▶ What to work on: Reproduce the material in full, exactly as written.

**********

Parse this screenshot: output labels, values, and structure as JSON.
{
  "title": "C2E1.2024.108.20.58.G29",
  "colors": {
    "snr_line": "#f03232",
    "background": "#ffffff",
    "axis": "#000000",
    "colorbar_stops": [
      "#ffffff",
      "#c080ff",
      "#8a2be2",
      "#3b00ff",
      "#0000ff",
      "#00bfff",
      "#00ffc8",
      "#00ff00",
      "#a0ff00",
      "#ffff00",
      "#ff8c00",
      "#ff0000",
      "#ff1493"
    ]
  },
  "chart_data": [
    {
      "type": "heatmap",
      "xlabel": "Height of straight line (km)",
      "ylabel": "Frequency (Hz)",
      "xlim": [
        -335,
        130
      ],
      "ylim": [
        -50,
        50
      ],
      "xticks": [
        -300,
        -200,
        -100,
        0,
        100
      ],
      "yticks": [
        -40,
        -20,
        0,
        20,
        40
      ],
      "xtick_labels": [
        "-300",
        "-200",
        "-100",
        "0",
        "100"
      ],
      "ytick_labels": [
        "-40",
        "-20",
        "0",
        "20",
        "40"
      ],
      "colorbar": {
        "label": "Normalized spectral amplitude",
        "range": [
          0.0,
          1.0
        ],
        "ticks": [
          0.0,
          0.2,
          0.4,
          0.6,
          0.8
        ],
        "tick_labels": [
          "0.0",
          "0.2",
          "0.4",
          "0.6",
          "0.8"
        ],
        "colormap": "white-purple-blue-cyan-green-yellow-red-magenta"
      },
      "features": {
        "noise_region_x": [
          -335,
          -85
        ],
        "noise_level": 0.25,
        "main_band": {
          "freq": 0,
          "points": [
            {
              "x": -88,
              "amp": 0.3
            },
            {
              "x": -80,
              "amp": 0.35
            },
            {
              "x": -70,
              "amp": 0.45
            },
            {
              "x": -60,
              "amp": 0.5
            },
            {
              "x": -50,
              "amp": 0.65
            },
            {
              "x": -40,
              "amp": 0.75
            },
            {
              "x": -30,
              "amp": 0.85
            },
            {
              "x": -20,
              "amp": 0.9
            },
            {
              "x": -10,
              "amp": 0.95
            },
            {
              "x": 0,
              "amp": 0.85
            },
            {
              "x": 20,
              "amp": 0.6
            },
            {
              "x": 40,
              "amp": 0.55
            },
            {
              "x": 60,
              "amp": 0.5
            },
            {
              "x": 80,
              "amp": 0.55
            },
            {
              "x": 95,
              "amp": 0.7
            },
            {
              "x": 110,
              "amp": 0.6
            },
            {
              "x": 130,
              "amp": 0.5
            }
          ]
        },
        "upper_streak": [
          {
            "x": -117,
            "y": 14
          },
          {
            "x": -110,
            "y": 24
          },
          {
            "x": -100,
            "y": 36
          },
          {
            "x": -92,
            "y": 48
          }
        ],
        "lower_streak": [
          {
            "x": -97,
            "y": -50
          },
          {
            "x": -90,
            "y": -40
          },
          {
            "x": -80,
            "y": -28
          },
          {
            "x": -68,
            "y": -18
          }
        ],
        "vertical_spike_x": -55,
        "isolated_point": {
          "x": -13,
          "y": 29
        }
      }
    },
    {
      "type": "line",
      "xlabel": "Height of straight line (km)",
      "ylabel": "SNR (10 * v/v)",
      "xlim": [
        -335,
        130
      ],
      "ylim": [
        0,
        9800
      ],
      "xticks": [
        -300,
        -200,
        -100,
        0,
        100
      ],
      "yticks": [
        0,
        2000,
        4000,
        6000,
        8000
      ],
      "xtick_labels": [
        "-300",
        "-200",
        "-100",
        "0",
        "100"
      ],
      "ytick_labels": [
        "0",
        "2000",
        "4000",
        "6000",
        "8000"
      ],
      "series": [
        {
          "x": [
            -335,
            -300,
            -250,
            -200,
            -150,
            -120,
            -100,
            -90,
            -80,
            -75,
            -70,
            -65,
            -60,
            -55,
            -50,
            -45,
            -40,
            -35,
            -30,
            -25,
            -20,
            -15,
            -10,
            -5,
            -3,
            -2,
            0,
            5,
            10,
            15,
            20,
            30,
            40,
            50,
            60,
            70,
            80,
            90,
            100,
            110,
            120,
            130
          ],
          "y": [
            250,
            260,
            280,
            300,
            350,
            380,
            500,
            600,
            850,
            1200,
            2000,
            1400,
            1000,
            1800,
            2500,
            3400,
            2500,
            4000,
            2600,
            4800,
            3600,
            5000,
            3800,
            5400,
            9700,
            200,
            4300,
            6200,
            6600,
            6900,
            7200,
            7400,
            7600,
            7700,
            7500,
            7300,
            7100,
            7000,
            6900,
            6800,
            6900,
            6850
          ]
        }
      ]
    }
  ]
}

**********

▶ Output of the exercise:
Parse this screenshot: output labels, values, and structure as JSON.
{
  "title": "C2E1.2024.108.20.58.G29",
  "colors": {
    "snr_line": "#f03232",
    "background": "#ffffff",
    "axis": "#000000",
    "colorbar_stops": [
      "#ffffff",
      "#c080ff",
      "#8a2be2",
      "#3b00ff",
      "#0000ff",
      "#00bfff",
      "#00ffc8",
      "#00ff00",
      "#a0ff00",
      "#ffff00",
      "#ff8c00",
      "#ff0000",
      "#ff1493"
    ]
  },
  "chart_data": [
    {
      "type": "heatmap",
      "xlabel": "Height of straight line (km)",
      "ylabel": "Frequency (Hz)",
      "xlim": [
        -335,
        130
      ],
      "ylim": [
        -50,
        50
      ],
      "xticks": [
        -300,
        -200,
        -100,
        0,
        100
      ],
      "yticks": [
        -40,
        -20,
        0,
        20,
        40
      ],
      "xtick_labels": [
        "-300",
        "-200",
        "-100",
        "0",
        "100"
      ],
      "ytick_labels": [
        "-40",
        "-20",
        "0",
        "20",
        "40"
      ],
      "colorbar": {
        "label": "Normalized spectral amplitude",
        "range": [
          0.0,
          1.0
        ],
        "ticks": [
          0.0,
          0.2,
          0.4,
          0.6,
          0.8
        ],
        "tick_labels": [
          "0.0",
          "0.2",
          "0.4",
          "0.6",
          "0.8"
        ],
        "colormap": "white-purple-blue-cyan-green-yellow-red-magenta"
      },
      "features": {
        "noise_region_x": [
          -335,
          -85
        ],
        "noise_level": 0.25,
        "main_band": {
          "freq": 0,
          "points": [
            {
              "x": -88,
              "amp": 0.3
            },
            {
              "x": -80,
              "amp": 0.35
            },
            {
              "x": -70,
              "amp": 0.45
            },
            {
              "x": -60,
              "amp": 0.5
            },
            {
              "x": -50,
              "amp": 0.65
            },
            {
              "x": -40,
              "amp": 0.75
            },
            {
              "x": -30,
              "amp": 0.85
            },
            {
              "x": -20,
              "amp": 0.9
            },
            {
              "x": -10,
              "amp": 0.95
            },
            {
              "x": 0,
              "amp": 0.85
            },
            {
              "x": 20,
              "amp": 0.6
            },
            {
              "x": 40,
              "amp": 0.55
            },
            {
              "x": 60,
              "amp": 0.5
            },
            {
              "x": 80,
              "amp": 0.55
            },
            {
              "x": 95,
              "amp": 0.7
            },
            {
              "x": 110,
              "amp": 0.6
            },
            {
              "x": 130,
              "amp": 0.5
            }
          ]
        },
        "upper_streak": [
          {
            "x": -117,
            "y": 14
          },
          {
            "x": -110,
            "y": 24
          },
          {
            "x": -100,
            "y": 36
          },
          {
            "x": -92,
            "y": 48
          }
        ],
        "lower_streak": [
          {
            "x": -97,
            "y": -50
          },
          {
            "x": -90,
            "y": -40
          },
          {
            "x": -80,
            "y": -28
          },
          {
            "x": -68,
            "y": -18
          }
        ],
        "vertical_spike_x": -55,
        "isolated_point": {
          "x": -13,
          "y": 29
        }
      }
    },
    {
      "type": "line",
      "xlabel": "Height of straight line (km)",
      "ylabel": "SNR (10 * v/v)",
      "xlim": [
        -335,
        130
      ],
      "ylim": [
        0,
        9800
      ],
      "xticks": [
        -300,
        -200,
        -100,
        0,
        100
      ],
      "yticks": [
        0,
        2000,
        4000,
        6000,
        8000
      ],
      "xtick_labels": [
        "-300",
        "-200",
        "-100",
        "0",
        "100"
      ],
      "ytick_labels": [
        "0",
        "2000",
        "4000",
        "6000",
        "8000"
      ],
      "series": [
        {
          "x": [
            -335,
            -300,
            -250,
            -200,
            -150,
            -120,
            -100,
            -90,
            -80,
            -75,
            -70,
            -65,
            -60,
            -55,
            -50,
            -45,
            -40,
            -35,
            -30,
            -25,
            -20,
            -15,
            -10,
            -5,
            -3,
            -2,
            0,
            5,
            10,
            15,
            20,
            30,
            40,
            50,
            60,
            70,
            80,
            90,
            100,
            110,
            120,
            130
          ],
          "y": [
            250,
            260,
            280,
            300,
            350,
            380,
            500,
            600,
            850,
            1200,
            2000,
            1400,
            1000,
            1800,
            2500,
            3400,
            2500,
            4000,
            2600,
            4800,
            3600,
            5000,
            3800,
            5400,
            9700,
            200,
            4300,
            6200,
            6600,
            6900,
            7200,
            7400,
            7600,
            7700,
            7500,
            7300,
            7100,
            7000,
            6900,
            6800,
            6900,
            6850
          ]
        }
      ]
    }
  ]
}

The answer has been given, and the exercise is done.